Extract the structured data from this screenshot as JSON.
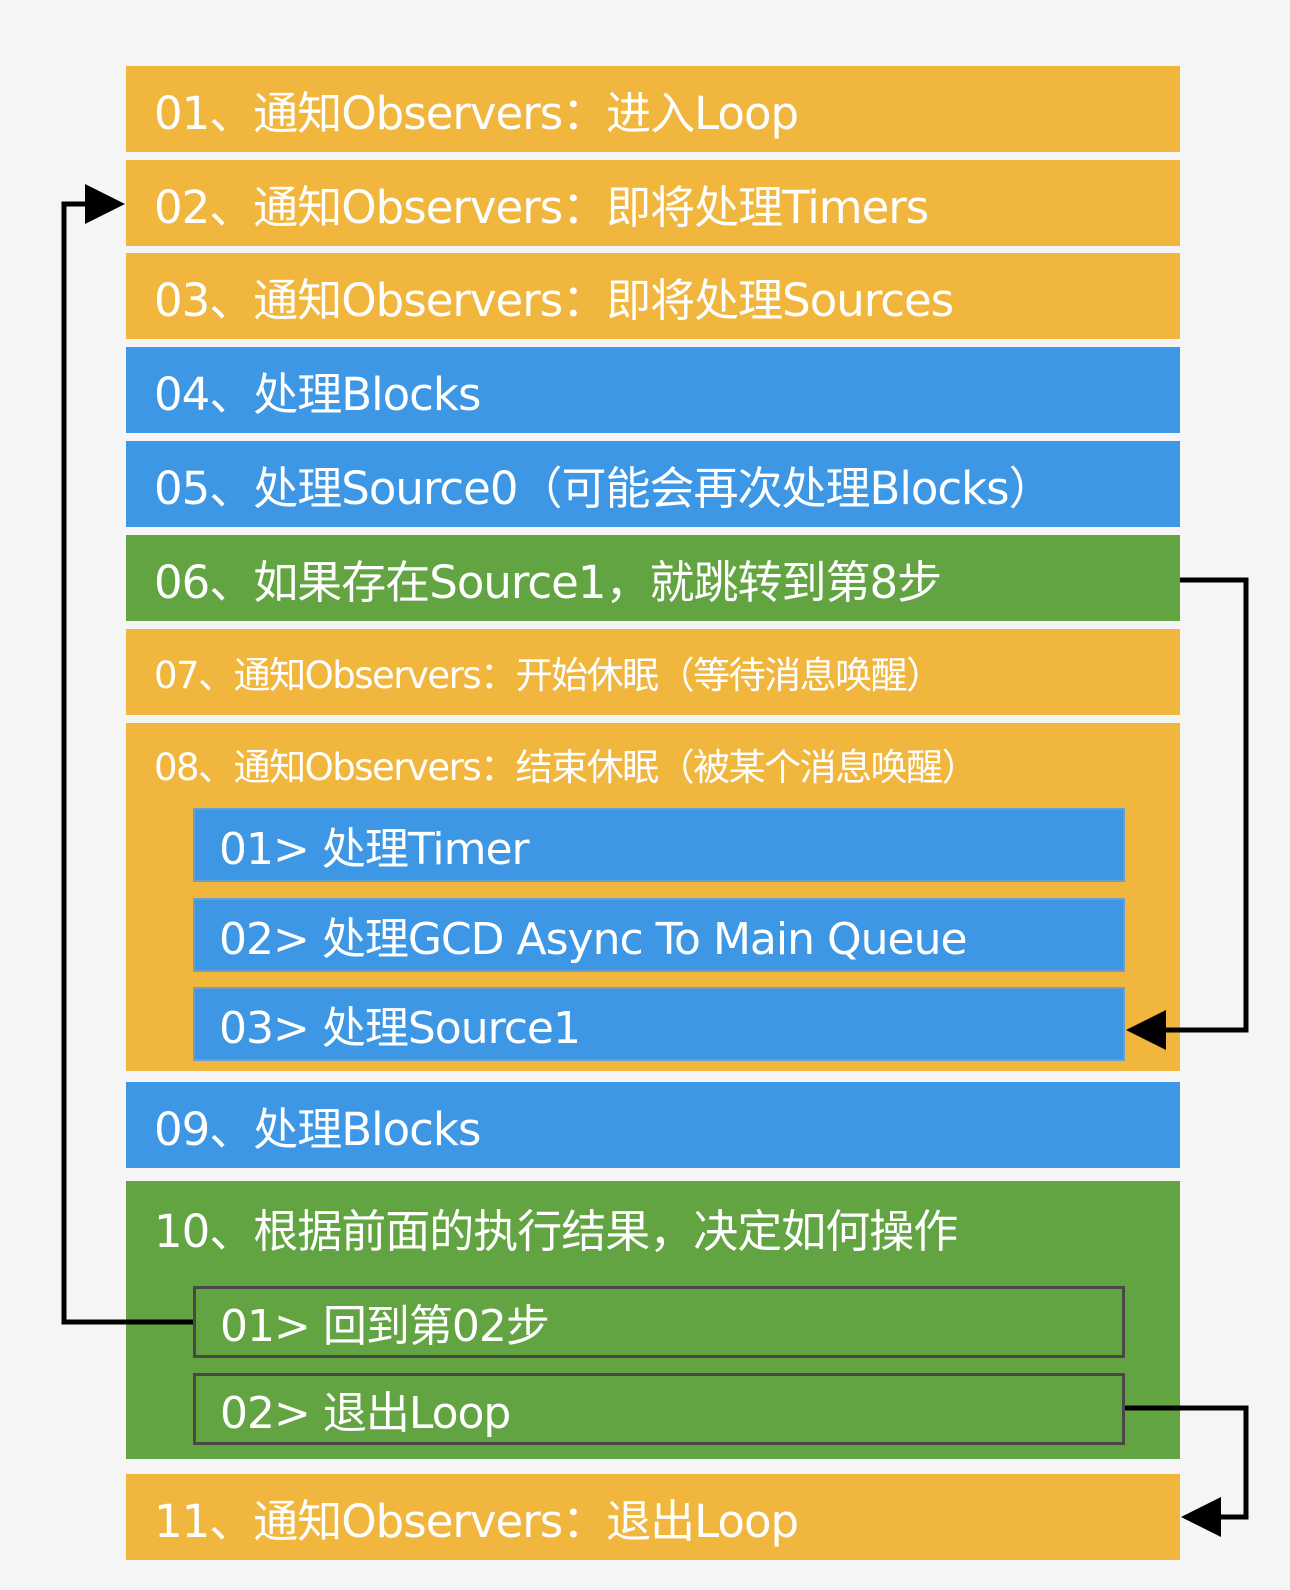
{
  "colors": {
    "notify": "#f1b63d",
    "process": "#3d97e4",
    "decision": "#62a342",
    "arrow": "#000000"
  },
  "steps": [
    {
      "label": "01、通知Observers：进入Loop"
    },
    {
      "label": "02、通知Observers：即将处理Timers"
    },
    {
      "label": "03、通知Observers：即将处理Sources"
    },
    {
      "label": "04、处理Blocks"
    },
    {
      "label": "05、处理Source0（可能会再次处理Blocks）"
    },
    {
      "label": "06、如果存在Source1，就跳转到第8步"
    },
    {
      "label": "07、通知Observers：开始休眠（等待消息唤醒）"
    },
    {
      "label": "08、通知Observers：结束休眠（被某个消息唤醒）",
      "substeps": [
        {
          "label": "01> 处理Timer"
        },
        {
          "label": "02> 处理GCD Async To Main Queue"
        },
        {
          "label": "03> 处理Source1"
        }
      ]
    },
    {
      "label": "09、处理Blocks"
    },
    {
      "label": "10、根据前面的执行结果，决定如何操作",
      "substeps": [
        {
          "label": "01> 回到第02步"
        },
        {
          "label": "02> 退出Loop"
        }
      ]
    },
    {
      "label": "11、通知Observers：退出Loop"
    }
  ]
}
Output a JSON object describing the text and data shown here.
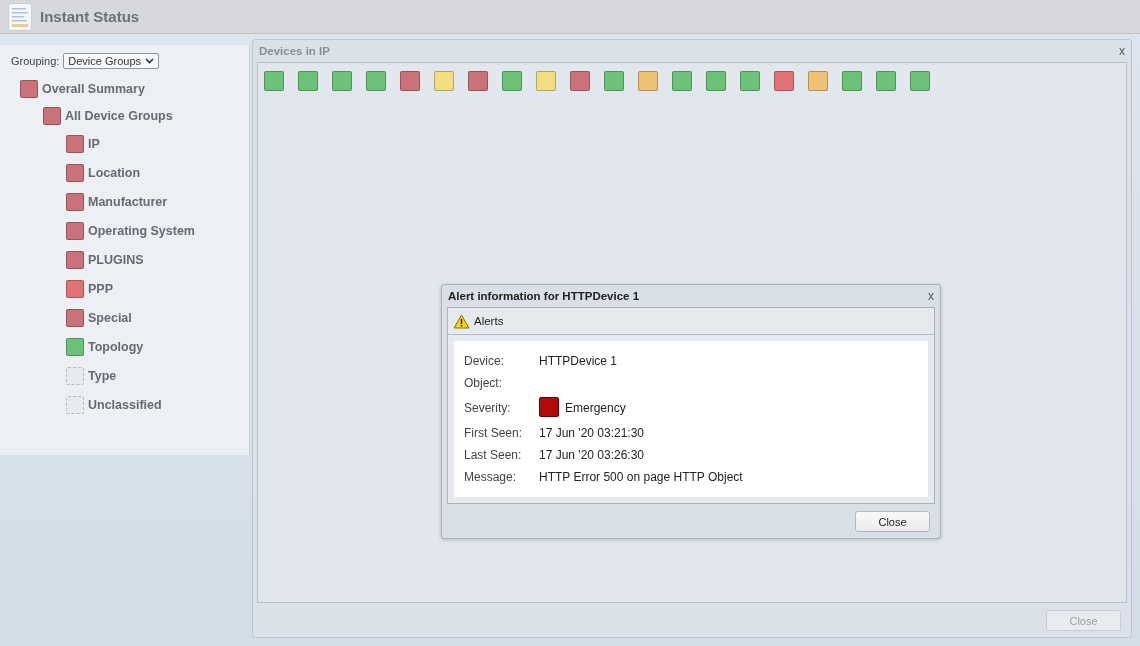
{
  "header": {
    "title": "Instant Status"
  },
  "sidebar": {
    "grouping_label": "Grouping:",
    "grouping_value": "Device Groups",
    "tree": [
      {
        "label": "Overall Summary",
        "color": "#c9727a",
        "children": [
          {
            "label": "All Device Groups",
            "color": "#c9727a",
            "children": [
              {
                "label": "IP",
                "color": "#c9727a"
              },
              {
                "label": "Location",
                "color": "#c9727a"
              },
              {
                "label": "Manufacturer",
                "color": "#c9727a"
              },
              {
                "label": "Operating System",
                "color": "#c9727a"
              },
              {
                "label": "PLUGINS",
                "color": "#c9727a"
              },
              {
                "label": "PPP",
                "color": "#e07474"
              },
              {
                "label": "Special",
                "color": "#c9727a"
              },
              {
                "label": "Topology",
                "color": "#6cc278"
              },
              {
                "label": "Type"
              },
              {
                "label": "Unclassified"
              }
            ]
          }
        ]
      }
    ]
  },
  "devices_window": {
    "title": "Devices in IP",
    "close_icon": "x",
    "close_button": {
      "label": "Close",
      "disabled": true
    },
    "devices": [
      {
        "color": "#6cc278"
      },
      {
        "color": "#6cc278"
      },
      {
        "color": "#6cc278"
      },
      {
        "color": "#6cc278"
      },
      {
        "color": "#c9727a"
      },
      {
        "color": "#f1de81"
      },
      {
        "color": "#c9727a"
      },
      {
        "color": "#6cc278"
      },
      {
        "color": "#f1de81"
      },
      {
        "color": "#c9727a"
      },
      {
        "color": "#6cc278"
      },
      {
        "color": "#eec274"
      },
      {
        "color": "#6cc278"
      },
      {
        "color": "#6cc278"
      },
      {
        "color": "#6cc278"
      },
      {
        "color": "#e07474"
      },
      {
        "color": "#eec274"
      },
      {
        "color": "#6cc278"
      },
      {
        "color": "#6cc278"
      },
      {
        "color": "#6cc278"
      }
    ]
  },
  "alert_dialog": {
    "title": "Alert information for HTTPDevice 1",
    "close_icon": "x",
    "section": "Alerts",
    "fields": [
      {
        "label": "Device:",
        "value": "HTTPDevice 1"
      },
      {
        "label": "Object:"
      },
      {
        "label": "Severity:",
        "value": "Emergency",
        "color": "#b00a0a"
      },
      {
        "label": "First Seen:",
        "value": "17 Jun '20 03:21:30"
      },
      {
        "label": "Last Seen:",
        "value": "17 Jun '20 03:26:30"
      },
      {
        "label": "Message:",
        "value": "HTTP Error 500 on page HTTP Object"
      }
    ],
    "close_button": {
      "label": "Close",
      "disabled": false
    }
  }
}
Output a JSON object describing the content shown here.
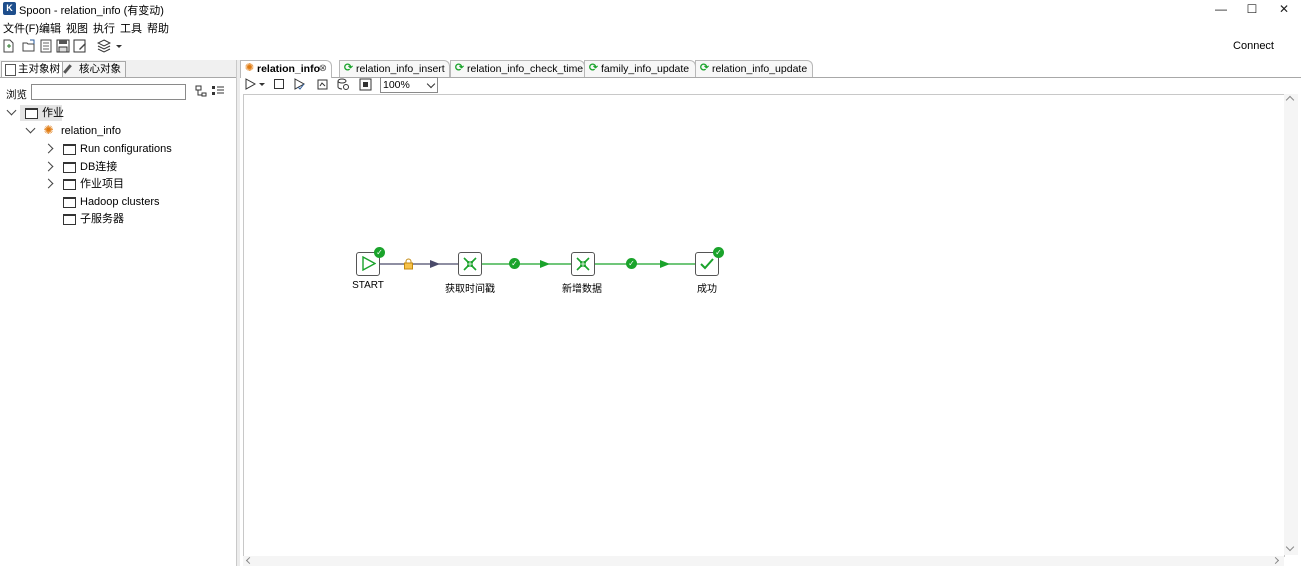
{
  "window": {
    "title": "Spoon - relation_info (有变动)",
    "app_icon": "spoon-icon",
    "controls": [
      "minimize-icon",
      "maximize-icon",
      "close-icon"
    ]
  },
  "menu": [
    "文件(F)",
    "编辑",
    "视图",
    "执行",
    "工具",
    "帮助"
  ],
  "toolbar": {
    "icons": [
      "new-file-icon",
      "open-icon",
      "explore-icon",
      "save-icon",
      "save-as-icon",
      "layers-icon"
    ],
    "connect_label": "Connect"
  },
  "left_panel": {
    "tabs": [
      "主对象树",
      "核心对象"
    ],
    "browse_label": "浏览",
    "search_value": "",
    "tree": {
      "root": "作业",
      "job": "relation_info",
      "children": [
        "Run configurations",
        "DB连接",
        "作业项目",
        "Hadoop clusters",
        "子服务器"
      ]
    }
  },
  "editor_tabs": [
    {
      "label": "relation_info",
      "active": true,
      "icon": "job-icon"
    },
    {
      "label": "relation_info_insert",
      "active": false,
      "icon": "transformation-icon"
    },
    {
      "label": "relation_info_check_time",
      "active": false,
      "icon": "transformation-icon"
    },
    {
      "label": "family_info_update",
      "active": false,
      "icon": "transformation-icon"
    },
    {
      "label": "relation_info_update",
      "active": false,
      "icon": "transformation-icon"
    }
  ],
  "editor_toolbar": {
    "zoom": "100%"
  },
  "workflow": {
    "nodes": [
      {
        "label": "START",
        "icon": "start-icon",
        "status": "success"
      },
      {
        "label": "获取时间戳",
        "icon": "transformation-icon",
        "status": "none"
      },
      {
        "label": "新增数据",
        "icon": "transformation-icon",
        "status": "none"
      },
      {
        "label": "成功",
        "icon": "success-icon",
        "status": "success"
      }
    ],
    "hops": [
      {
        "type": "unconditional",
        "icon": "lock-icon",
        "color": "#4a4a6a"
      },
      {
        "type": "on-success",
        "icon": "check-icon",
        "color": "#1aa32b"
      },
      {
        "type": "on-success",
        "icon": "check-icon",
        "color": "#1aa32b"
      }
    ]
  },
  "colors": {
    "success": "#1aa32b",
    "job_icon": "#e07a10",
    "transformation_icon": "#1aa32b"
  }
}
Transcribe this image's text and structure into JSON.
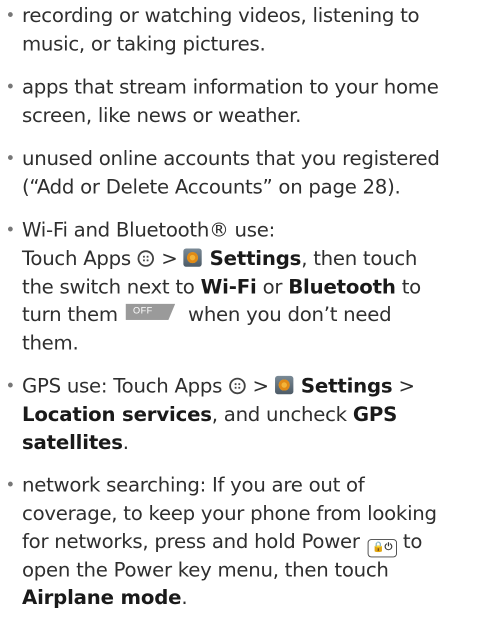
{
  "items": [
    {
      "text": "recording or watching videos, listening to music, or taking pictures."
    },
    {
      "text": "apps that stream information to your home screen, like news or weather."
    },
    {
      "text": "unused online accounts that you registered (“Add or Delete Accounts” on page 28)."
    },
    {
      "part1": "Wi-Fi and Bluetooth® use:",
      "part2": "Touch Apps",
      "part3": ">",
      "settings": "Settings",
      "part4": ", then touch the switch next to",
      "wifi": "Wi-Fi",
      "or": "or",
      "bluetooth": "Bluetooth",
      "part5": "to turn them",
      "off_label": "OFF",
      "part6": "when you don’t need them."
    },
    {
      "part1": "GPS use: Touch Apps",
      "part2": ">",
      "settings": "Settings",
      "part3": ">",
      "location": "Location services",
      "part4": ", and uncheck",
      "gps": "GPS satellites",
      "part5": "."
    },
    {
      "part1": "network searching: If you are out of coverage, to keep your phone from looking for networks, press and hold Power",
      "power_icon": "🔒⏻",
      "part2": "to open the Power key menu, then touch",
      "airplane": "Airplane mode",
      "part3": "."
    }
  ],
  "icons": {
    "apps": "apps-icon",
    "settings": "settings-icon",
    "power": "power-icon",
    "off_switch": "off-switch-icon"
  }
}
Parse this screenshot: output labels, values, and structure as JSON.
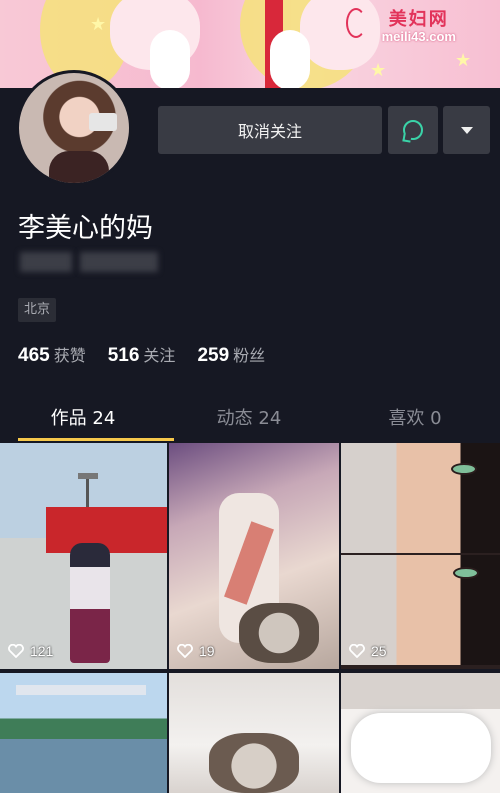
◇ ◇ ◇
# To be done
Compute how many lines include the string "this", then give that number by itself.

# Finished answer
3